PROBLEM REQUIREMENTS> Return all lines that include the string "text".

Figure data in JSON:
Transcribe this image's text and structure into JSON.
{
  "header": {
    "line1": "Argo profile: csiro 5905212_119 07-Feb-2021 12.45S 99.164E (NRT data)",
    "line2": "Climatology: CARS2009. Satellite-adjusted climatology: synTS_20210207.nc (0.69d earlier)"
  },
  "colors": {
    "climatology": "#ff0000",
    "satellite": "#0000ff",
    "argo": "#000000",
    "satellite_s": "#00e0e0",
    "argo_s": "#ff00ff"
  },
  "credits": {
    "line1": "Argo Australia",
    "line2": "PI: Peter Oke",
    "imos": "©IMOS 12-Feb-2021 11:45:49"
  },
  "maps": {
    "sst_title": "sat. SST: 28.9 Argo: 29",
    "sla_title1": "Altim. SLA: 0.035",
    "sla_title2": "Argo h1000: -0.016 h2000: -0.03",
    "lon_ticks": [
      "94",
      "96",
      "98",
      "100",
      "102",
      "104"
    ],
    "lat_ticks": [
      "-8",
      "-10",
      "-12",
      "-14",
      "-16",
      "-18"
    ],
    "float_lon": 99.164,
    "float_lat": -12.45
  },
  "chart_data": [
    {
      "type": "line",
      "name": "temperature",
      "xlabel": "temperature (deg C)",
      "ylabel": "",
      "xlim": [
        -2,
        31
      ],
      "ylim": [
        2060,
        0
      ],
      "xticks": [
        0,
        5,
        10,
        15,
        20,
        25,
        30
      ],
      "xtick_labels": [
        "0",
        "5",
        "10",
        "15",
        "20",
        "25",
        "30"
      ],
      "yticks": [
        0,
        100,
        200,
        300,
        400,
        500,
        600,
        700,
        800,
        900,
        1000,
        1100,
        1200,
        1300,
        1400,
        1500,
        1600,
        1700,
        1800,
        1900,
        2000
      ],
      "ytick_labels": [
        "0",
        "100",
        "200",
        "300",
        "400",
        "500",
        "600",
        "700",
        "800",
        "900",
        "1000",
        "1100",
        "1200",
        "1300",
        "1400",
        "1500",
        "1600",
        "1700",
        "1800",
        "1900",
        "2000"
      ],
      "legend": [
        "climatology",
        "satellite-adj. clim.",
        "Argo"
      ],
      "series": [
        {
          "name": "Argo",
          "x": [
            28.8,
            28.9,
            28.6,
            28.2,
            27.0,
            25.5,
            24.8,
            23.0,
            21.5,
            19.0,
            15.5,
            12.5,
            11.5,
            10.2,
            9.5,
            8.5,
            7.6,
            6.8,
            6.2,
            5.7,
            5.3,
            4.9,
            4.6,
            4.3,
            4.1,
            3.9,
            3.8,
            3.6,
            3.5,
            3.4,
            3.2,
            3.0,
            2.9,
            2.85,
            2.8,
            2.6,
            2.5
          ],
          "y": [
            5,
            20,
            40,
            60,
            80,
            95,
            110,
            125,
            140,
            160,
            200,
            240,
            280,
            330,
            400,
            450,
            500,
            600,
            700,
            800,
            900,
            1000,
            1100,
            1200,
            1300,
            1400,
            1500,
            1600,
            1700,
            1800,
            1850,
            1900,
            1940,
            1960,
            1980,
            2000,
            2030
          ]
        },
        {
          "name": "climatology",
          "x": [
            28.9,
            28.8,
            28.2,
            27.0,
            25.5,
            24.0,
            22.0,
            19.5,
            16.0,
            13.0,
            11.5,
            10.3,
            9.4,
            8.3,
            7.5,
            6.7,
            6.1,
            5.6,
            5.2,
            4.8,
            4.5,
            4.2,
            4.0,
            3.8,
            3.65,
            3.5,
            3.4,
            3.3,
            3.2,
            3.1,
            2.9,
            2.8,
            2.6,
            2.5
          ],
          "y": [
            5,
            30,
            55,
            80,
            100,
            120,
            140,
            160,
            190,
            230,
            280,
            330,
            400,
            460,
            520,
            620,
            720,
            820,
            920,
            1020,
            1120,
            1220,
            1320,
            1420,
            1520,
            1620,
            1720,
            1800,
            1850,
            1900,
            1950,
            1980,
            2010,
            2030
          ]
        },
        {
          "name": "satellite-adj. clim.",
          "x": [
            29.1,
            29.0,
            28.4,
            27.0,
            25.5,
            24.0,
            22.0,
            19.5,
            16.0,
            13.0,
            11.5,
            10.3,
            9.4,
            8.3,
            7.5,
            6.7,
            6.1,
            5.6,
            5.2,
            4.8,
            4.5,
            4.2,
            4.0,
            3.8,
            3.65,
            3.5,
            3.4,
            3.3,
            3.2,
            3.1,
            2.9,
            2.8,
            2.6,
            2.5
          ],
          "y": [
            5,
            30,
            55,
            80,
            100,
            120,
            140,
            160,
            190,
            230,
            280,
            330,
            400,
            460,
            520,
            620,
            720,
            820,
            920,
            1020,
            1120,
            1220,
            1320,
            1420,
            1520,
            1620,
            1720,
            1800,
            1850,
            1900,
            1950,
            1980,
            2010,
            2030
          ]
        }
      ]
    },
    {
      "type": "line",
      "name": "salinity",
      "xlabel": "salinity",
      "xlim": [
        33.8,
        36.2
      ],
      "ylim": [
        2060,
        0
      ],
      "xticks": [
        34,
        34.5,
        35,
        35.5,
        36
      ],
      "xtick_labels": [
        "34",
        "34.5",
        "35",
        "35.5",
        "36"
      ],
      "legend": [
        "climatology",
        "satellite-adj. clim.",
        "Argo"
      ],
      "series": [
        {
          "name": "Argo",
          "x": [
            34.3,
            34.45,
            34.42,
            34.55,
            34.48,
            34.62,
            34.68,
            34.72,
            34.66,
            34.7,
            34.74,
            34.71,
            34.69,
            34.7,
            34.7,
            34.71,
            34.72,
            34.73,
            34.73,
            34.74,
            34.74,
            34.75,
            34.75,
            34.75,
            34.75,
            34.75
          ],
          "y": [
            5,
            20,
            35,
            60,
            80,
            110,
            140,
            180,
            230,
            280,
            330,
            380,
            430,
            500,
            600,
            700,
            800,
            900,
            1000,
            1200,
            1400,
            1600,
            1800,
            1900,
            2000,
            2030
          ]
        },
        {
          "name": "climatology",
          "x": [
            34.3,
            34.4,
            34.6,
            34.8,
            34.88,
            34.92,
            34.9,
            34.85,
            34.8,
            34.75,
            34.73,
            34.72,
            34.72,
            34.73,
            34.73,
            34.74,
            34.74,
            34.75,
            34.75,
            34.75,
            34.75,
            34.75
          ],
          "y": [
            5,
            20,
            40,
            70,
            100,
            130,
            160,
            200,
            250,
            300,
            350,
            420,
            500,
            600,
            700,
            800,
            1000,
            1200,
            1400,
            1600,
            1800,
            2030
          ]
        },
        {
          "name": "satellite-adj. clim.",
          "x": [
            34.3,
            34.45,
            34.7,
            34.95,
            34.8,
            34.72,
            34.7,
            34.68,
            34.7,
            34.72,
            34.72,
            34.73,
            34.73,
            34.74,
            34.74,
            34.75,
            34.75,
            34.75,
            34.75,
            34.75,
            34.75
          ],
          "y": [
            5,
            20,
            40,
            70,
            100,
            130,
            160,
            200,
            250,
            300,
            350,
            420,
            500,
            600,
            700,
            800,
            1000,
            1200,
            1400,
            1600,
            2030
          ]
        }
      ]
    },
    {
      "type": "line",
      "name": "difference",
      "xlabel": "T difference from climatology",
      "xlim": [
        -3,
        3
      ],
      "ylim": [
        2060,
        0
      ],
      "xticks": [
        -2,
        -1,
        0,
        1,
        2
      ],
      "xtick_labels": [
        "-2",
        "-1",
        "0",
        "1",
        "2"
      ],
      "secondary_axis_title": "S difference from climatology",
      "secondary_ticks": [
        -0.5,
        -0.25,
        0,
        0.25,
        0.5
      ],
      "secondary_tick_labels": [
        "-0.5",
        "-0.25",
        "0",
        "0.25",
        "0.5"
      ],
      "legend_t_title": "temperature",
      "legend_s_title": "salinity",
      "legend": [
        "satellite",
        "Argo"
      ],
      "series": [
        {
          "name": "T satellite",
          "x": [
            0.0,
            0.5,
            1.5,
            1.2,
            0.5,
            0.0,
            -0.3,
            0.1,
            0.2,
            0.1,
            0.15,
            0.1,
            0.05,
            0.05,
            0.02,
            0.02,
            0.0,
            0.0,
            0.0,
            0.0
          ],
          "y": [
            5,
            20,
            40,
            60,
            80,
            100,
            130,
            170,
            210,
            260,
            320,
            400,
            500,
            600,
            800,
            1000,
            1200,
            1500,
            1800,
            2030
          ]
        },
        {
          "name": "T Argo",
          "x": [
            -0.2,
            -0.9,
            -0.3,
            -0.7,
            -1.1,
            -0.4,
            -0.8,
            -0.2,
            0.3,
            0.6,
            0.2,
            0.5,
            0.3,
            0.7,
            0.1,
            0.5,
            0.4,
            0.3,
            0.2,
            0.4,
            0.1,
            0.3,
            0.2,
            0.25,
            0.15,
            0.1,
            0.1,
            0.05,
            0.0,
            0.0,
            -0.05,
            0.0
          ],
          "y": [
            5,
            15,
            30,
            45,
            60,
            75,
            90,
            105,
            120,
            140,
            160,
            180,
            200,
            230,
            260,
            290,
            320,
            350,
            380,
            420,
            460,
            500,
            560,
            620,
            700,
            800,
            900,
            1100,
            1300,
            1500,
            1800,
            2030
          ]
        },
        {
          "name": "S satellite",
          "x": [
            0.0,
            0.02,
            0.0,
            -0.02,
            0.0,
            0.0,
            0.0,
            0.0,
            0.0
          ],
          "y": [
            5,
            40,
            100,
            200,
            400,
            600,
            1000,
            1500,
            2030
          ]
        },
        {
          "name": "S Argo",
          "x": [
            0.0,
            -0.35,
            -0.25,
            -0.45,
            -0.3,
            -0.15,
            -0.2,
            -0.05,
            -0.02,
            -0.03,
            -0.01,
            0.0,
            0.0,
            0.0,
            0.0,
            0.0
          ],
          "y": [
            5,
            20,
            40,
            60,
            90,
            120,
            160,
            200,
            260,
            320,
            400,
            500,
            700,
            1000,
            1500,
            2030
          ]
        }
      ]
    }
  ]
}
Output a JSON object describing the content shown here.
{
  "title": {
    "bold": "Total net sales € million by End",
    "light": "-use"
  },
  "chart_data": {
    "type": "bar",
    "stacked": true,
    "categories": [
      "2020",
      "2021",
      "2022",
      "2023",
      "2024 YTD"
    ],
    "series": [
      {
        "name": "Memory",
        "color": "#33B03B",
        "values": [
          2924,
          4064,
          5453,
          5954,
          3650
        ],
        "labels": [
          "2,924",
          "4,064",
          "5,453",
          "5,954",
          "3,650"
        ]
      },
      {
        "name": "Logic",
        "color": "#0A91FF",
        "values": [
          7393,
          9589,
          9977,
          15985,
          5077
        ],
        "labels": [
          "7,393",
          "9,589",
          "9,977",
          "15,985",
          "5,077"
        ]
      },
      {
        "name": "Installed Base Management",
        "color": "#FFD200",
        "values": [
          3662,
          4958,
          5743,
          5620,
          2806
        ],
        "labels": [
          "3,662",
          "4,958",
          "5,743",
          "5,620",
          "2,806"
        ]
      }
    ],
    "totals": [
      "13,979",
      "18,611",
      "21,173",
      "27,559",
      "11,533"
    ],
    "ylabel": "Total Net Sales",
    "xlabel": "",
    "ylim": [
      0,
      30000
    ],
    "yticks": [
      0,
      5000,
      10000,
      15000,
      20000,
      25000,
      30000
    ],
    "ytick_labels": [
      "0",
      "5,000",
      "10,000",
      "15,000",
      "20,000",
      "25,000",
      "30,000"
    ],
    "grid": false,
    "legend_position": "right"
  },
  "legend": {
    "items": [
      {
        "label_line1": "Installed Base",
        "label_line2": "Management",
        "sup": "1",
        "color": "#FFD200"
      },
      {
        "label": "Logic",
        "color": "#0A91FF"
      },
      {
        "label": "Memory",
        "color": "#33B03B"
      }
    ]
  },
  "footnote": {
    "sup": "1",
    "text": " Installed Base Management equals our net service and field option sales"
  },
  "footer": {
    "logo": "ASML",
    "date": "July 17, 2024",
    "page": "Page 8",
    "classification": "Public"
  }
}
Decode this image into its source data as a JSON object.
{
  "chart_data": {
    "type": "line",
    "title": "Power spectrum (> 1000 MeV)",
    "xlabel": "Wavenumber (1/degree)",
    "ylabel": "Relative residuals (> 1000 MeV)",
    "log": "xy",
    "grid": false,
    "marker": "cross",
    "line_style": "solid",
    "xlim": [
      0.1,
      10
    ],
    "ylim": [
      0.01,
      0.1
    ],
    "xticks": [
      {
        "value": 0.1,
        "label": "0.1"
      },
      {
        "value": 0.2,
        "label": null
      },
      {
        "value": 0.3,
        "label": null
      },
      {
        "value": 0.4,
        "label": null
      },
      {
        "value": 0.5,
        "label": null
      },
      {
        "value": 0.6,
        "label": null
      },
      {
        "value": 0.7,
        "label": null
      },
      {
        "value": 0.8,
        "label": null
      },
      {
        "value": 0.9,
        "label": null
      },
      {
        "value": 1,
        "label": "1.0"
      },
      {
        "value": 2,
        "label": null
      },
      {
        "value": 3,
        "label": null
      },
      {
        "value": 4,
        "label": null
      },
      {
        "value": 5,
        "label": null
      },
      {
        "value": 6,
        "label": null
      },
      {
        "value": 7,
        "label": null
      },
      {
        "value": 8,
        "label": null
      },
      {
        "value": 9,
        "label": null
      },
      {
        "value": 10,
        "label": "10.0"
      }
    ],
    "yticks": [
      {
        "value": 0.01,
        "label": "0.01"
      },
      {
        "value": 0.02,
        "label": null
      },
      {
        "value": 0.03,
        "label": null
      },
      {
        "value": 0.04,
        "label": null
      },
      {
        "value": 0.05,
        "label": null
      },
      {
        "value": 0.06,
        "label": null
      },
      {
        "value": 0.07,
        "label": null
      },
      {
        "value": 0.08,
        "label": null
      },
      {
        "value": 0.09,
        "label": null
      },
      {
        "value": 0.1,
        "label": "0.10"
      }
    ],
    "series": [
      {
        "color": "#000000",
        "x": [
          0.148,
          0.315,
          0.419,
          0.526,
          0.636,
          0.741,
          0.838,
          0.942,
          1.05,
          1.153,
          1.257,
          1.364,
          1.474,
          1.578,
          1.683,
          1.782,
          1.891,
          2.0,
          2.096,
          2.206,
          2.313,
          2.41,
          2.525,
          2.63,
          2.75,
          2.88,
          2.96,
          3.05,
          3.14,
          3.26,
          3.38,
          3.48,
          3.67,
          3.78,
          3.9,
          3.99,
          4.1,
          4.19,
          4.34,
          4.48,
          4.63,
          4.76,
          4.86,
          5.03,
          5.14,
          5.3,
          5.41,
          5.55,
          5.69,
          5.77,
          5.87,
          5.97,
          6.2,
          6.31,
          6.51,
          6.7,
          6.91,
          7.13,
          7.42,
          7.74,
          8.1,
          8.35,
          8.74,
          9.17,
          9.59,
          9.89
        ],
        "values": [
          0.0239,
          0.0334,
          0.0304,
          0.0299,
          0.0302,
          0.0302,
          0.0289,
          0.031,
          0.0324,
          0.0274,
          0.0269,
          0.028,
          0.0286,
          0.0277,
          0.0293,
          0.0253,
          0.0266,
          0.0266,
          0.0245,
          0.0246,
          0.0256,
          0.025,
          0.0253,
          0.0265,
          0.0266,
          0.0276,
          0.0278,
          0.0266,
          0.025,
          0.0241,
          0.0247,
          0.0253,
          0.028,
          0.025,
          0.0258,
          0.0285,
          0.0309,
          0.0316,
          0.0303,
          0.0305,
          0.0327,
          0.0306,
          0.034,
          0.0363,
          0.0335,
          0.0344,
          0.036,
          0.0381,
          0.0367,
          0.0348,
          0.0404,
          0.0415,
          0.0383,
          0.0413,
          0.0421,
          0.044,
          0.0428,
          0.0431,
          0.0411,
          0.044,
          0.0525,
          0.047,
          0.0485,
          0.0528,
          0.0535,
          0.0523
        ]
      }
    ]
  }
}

TASK OUTPUT>
Transcribe this image's text and structure into JSON.
    "text": " Installed Base Management equals our net service and field option sales"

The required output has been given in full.